• Exercise directions: Write the data out again exactly, dropping any images it holds.

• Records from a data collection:
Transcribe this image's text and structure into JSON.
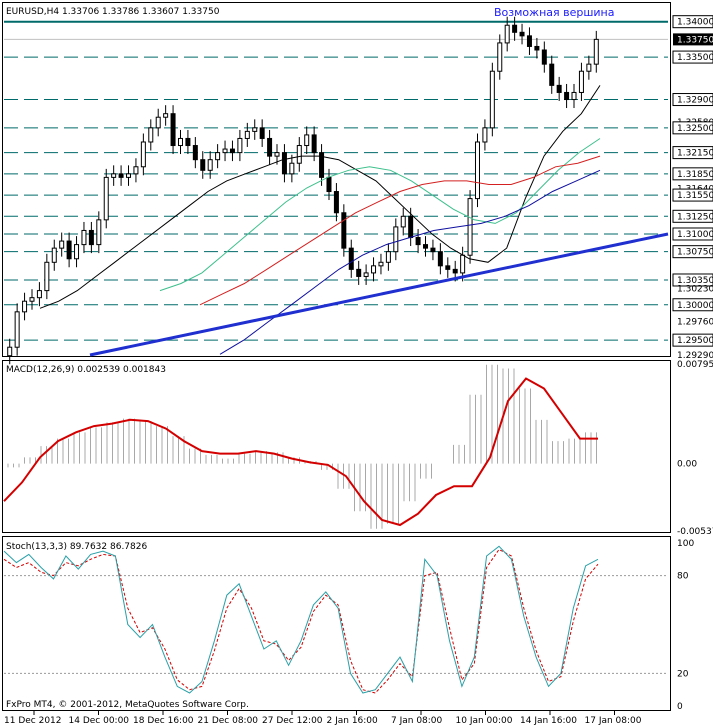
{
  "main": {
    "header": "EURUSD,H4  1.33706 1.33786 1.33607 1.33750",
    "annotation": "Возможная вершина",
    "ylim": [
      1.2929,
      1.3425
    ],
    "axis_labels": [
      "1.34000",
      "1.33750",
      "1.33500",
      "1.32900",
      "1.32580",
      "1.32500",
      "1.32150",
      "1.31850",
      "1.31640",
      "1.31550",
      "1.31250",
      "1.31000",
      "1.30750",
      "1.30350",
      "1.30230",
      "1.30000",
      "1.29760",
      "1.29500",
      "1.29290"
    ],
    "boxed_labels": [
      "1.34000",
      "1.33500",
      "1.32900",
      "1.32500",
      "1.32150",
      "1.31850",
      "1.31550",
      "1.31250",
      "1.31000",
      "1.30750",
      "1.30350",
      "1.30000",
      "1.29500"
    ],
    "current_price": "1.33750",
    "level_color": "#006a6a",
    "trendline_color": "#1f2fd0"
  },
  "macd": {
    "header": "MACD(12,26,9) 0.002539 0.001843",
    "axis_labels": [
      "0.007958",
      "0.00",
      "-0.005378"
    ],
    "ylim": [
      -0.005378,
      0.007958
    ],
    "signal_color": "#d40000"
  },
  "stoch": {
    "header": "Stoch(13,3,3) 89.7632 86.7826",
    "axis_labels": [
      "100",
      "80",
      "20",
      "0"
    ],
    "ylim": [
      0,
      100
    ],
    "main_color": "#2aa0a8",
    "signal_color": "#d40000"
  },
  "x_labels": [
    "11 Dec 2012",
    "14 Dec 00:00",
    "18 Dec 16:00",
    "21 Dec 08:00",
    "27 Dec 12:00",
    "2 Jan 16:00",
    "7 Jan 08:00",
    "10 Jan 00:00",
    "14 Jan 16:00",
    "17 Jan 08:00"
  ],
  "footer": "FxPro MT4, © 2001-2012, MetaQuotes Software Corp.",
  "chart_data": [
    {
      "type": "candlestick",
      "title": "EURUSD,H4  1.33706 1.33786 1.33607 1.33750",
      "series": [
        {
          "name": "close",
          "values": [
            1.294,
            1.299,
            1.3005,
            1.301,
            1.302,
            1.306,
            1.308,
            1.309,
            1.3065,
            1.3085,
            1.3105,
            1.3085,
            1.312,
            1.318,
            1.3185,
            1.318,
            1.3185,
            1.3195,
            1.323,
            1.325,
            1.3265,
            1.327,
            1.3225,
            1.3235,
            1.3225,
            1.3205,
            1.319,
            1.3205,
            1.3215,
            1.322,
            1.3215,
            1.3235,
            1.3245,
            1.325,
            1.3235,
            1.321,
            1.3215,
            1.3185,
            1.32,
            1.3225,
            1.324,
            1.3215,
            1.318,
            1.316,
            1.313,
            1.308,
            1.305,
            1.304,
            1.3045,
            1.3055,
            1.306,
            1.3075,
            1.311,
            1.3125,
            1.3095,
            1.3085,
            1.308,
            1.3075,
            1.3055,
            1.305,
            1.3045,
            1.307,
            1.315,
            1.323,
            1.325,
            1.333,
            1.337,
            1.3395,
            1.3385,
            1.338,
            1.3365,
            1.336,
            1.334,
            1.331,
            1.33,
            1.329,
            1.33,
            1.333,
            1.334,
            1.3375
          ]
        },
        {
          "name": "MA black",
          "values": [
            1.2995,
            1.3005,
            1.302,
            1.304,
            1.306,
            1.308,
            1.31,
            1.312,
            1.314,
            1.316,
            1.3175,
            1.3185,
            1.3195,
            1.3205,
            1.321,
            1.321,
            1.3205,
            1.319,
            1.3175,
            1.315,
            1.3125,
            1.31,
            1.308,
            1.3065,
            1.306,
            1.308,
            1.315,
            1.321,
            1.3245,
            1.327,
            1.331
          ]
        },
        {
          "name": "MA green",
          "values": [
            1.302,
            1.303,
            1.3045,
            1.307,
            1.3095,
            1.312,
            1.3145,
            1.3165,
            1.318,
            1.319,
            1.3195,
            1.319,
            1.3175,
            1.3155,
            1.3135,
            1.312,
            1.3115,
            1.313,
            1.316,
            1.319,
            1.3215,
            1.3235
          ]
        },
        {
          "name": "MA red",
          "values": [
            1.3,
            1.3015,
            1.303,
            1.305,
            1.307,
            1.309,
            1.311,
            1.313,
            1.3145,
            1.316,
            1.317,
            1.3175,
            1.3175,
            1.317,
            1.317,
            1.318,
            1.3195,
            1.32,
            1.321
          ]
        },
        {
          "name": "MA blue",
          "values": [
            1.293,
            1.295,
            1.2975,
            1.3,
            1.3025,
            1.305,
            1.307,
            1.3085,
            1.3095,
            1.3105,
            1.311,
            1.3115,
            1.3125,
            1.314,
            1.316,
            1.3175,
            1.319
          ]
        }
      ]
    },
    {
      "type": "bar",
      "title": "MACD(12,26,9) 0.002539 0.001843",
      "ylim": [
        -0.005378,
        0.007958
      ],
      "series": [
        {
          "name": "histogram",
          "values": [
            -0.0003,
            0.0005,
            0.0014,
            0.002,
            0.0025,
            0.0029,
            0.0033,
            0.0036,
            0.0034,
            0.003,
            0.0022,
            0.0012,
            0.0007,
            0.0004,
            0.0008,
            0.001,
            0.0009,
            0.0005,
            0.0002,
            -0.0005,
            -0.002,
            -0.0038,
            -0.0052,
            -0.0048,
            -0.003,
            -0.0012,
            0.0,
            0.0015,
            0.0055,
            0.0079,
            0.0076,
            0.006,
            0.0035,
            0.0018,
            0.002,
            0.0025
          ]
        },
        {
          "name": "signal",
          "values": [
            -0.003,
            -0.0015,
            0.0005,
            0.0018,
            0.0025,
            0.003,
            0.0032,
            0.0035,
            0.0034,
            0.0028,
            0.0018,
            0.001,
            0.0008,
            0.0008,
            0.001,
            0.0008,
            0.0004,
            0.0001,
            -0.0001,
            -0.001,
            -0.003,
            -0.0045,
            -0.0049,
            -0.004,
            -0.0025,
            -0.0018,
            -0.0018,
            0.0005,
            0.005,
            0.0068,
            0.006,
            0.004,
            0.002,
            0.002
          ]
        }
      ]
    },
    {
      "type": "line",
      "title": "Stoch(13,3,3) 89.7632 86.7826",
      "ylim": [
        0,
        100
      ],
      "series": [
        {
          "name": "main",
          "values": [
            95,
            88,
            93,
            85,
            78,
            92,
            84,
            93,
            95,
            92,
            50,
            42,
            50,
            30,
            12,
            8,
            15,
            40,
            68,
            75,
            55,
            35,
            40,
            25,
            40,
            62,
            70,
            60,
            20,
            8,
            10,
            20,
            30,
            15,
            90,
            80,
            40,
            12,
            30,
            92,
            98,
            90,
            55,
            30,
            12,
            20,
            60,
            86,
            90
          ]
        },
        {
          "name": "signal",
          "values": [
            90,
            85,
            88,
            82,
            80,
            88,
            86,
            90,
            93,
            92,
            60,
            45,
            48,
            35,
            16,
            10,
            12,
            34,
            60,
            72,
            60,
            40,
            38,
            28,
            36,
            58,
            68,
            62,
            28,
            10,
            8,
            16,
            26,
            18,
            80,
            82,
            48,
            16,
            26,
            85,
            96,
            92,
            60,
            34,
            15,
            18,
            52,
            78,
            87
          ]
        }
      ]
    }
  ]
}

• Finished answer:
Transcribe this image's text and structure into JSON.
{
  "main": {
    "header": "EURUSD,H4  1.33706 1.33786 1.33607 1.33750",
    "annotation": "Возможная вершина",
    "ylim": [
      1.2929,
      1.3425
    ],
    "axis_labels": [
      "1.34000",
      "1.33750",
      "1.33500",
      "1.32900",
      "1.32580",
      "1.32500",
      "1.32150",
      "1.31850",
      "1.31640",
      "1.31550",
      "1.31250",
      "1.31000",
      "1.30750",
      "1.30350",
      "1.30230",
      "1.30000",
      "1.29760",
      "1.29500",
      "1.29290"
    ],
    "boxed_labels": [
      "1.34000",
      "1.33500",
      "1.32900",
      "1.32500",
      "1.32150",
      "1.31850",
      "1.31550",
      "1.31250",
      "1.31000",
      "1.30750",
      "1.30350",
      "1.30000",
      "1.29500"
    ],
    "current_price": "1.33750",
    "level_color": "#006a6a",
    "trendline_color": "#1f2fd0"
  },
  "macd": {
    "header": "MACD(12,26,9) 0.002539 0.001843",
    "axis_labels": [
      "0.007958",
      "0.00",
      "-0.005378"
    ],
    "ylim": [
      -0.005378,
      0.007958
    ],
    "signal_color": "#d40000"
  },
  "stoch": {
    "header": "Stoch(13,3,3) 89.7632 86.7826",
    "axis_labels": [
      "100",
      "80",
      "20",
      "0"
    ],
    "ylim": [
      0,
      100
    ],
    "main_color": "#2aa0a8",
    "signal_color": "#d40000"
  },
  "x_labels": [
    "11 Dec 2012",
    "14 Dec 00:00",
    "18 Dec 16:00",
    "21 Dec 08:00",
    "27 Dec 12:00",
    "2 Jan 16:00",
    "7 Jan 08:00",
    "10 Jan 00:00",
    "14 Jan 16:00",
    "17 Jan 08:00"
  ],
  "footer": "FxPro MT4, © 2001-2012, MetaQuotes Software Corp.",
  "chart_data": [
    {
      "type": "candlestick",
      "title": "EURUSD,H4  1.33706 1.33786 1.33607 1.33750",
      "series": [
        {
          "name": "close",
          "values": [
            1.294,
            1.299,
            1.3005,
            1.301,
            1.302,
            1.306,
            1.308,
            1.309,
            1.3065,
            1.3085,
            1.3105,
            1.3085,
            1.312,
            1.318,
            1.3185,
            1.318,
            1.3185,
            1.3195,
            1.323,
            1.325,
            1.3265,
            1.327,
            1.3225,
            1.3235,
            1.3225,
            1.3205,
            1.319,
            1.3205,
            1.3215,
            1.322,
            1.3215,
            1.3235,
            1.3245,
            1.325,
            1.3235,
            1.321,
            1.3215,
            1.3185,
            1.32,
            1.3225,
            1.324,
            1.3215,
            1.318,
            1.316,
            1.313,
            1.308,
            1.305,
            1.304,
            1.3045,
            1.3055,
            1.306,
            1.3075,
            1.311,
            1.3125,
            1.3095,
            1.3085,
            1.308,
            1.3075,
            1.3055,
            1.305,
            1.3045,
            1.307,
            1.315,
            1.323,
            1.325,
            1.333,
            1.337,
            1.3395,
            1.3385,
            1.338,
            1.3365,
            1.336,
            1.334,
            1.331,
            1.33,
            1.329,
            1.33,
            1.333,
            1.334,
            1.3375
          ]
        },
        {
          "name": "MA black",
          "values": [
            1.2995,
            1.3005,
            1.302,
            1.304,
            1.306,
            1.308,
            1.31,
            1.312,
            1.314,
            1.316,
            1.3175,
            1.3185,
            1.3195,
            1.3205,
            1.321,
            1.321,
            1.3205,
            1.319,
            1.3175,
            1.315,
            1.3125,
            1.31,
            1.308,
            1.3065,
            1.306,
            1.308,
            1.315,
            1.321,
            1.3245,
            1.327,
            1.331
          ]
        },
        {
          "name": "MA green",
          "values": [
            1.302,
            1.303,
            1.3045,
            1.307,
            1.3095,
            1.312,
            1.3145,
            1.3165,
            1.318,
            1.319,
            1.3195,
            1.319,
            1.3175,
            1.3155,
            1.3135,
            1.312,
            1.3115,
            1.313,
            1.316,
            1.319,
            1.3215,
            1.3235
          ]
        },
        {
          "name": "MA red",
          "values": [
            1.3,
            1.3015,
            1.303,
            1.305,
            1.307,
            1.309,
            1.311,
            1.313,
            1.3145,
            1.316,
            1.317,
            1.3175,
            1.3175,
            1.317,
            1.317,
            1.318,
            1.3195,
            1.32,
            1.321
          ]
        },
        {
          "name": "MA blue",
          "values": [
            1.293,
            1.295,
            1.2975,
            1.3,
            1.3025,
            1.305,
            1.307,
            1.3085,
            1.3095,
            1.3105,
            1.311,
            1.3115,
            1.3125,
            1.314,
            1.316,
            1.3175,
            1.319
          ]
        }
      ]
    },
    {
      "type": "bar",
      "title": "MACD(12,26,9) 0.002539 0.001843",
      "ylim": [
        -0.005378,
        0.007958
      ],
      "series": [
        {
          "name": "histogram",
          "values": [
            -0.0003,
            0.0005,
            0.0014,
            0.002,
            0.0025,
            0.0029,
            0.0033,
            0.0036,
            0.0034,
            0.003,
            0.0022,
            0.0012,
            0.0007,
            0.0004,
            0.0008,
            0.001,
            0.0009,
            0.0005,
            0.0002,
            -0.0005,
            -0.002,
            -0.0038,
            -0.0052,
            -0.0048,
            -0.003,
            -0.0012,
            0.0,
            0.0015,
            0.0055,
            0.0079,
            0.0076,
            0.006,
            0.0035,
            0.0018,
            0.002,
            0.0025
          ]
        },
        {
          "name": "signal",
          "values": [
            -0.003,
            -0.0015,
            0.0005,
            0.0018,
            0.0025,
            0.003,
            0.0032,
            0.0035,
            0.0034,
            0.0028,
            0.0018,
            0.001,
            0.0008,
            0.0008,
            0.001,
            0.0008,
            0.0004,
            0.0001,
            -0.0001,
            -0.001,
            -0.003,
            -0.0045,
            -0.0049,
            -0.004,
            -0.0025,
            -0.0018,
            -0.0018,
            0.0005,
            0.005,
            0.0068,
            0.006,
            0.004,
            0.002,
            0.002
          ]
        }
      ]
    },
    {
      "type": "line",
      "title": "Stoch(13,3,3) 89.7632 86.7826",
      "ylim": [
        0,
        100
      ],
      "series": [
        {
          "name": "main",
          "values": [
            95,
            88,
            93,
            85,
            78,
            92,
            84,
            93,
            95,
            92,
            50,
            42,
            50,
            30,
            12,
            8,
            15,
            40,
            68,
            75,
            55,
            35,
            40,
            25,
            40,
            62,
            70,
            60,
            20,
            8,
            10,
            20,
            30,
            15,
            90,
            80,
            40,
            12,
            30,
            92,
            98,
            90,
            55,
            30,
            12,
            20,
            60,
            86,
            90
          ]
        },
        {
          "name": "signal",
          "values": [
            90,
            85,
            88,
            82,
            80,
            88,
            86,
            90,
            93,
            92,
            60,
            45,
            48,
            35,
            16,
            10,
            12,
            34,
            60,
            72,
            60,
            40,
            38,
            28,
            36,
            58,
            68,
            62,
            28,
            10,
            8,
            16,
            26,
            18,
            80,
            82,
            48,
            16,
            26,
            85,
            96,
            92,
            60,
            34,
            15,
            18,
            52,
            78,
            87
          ]
        }
      ]
    }
  ]
}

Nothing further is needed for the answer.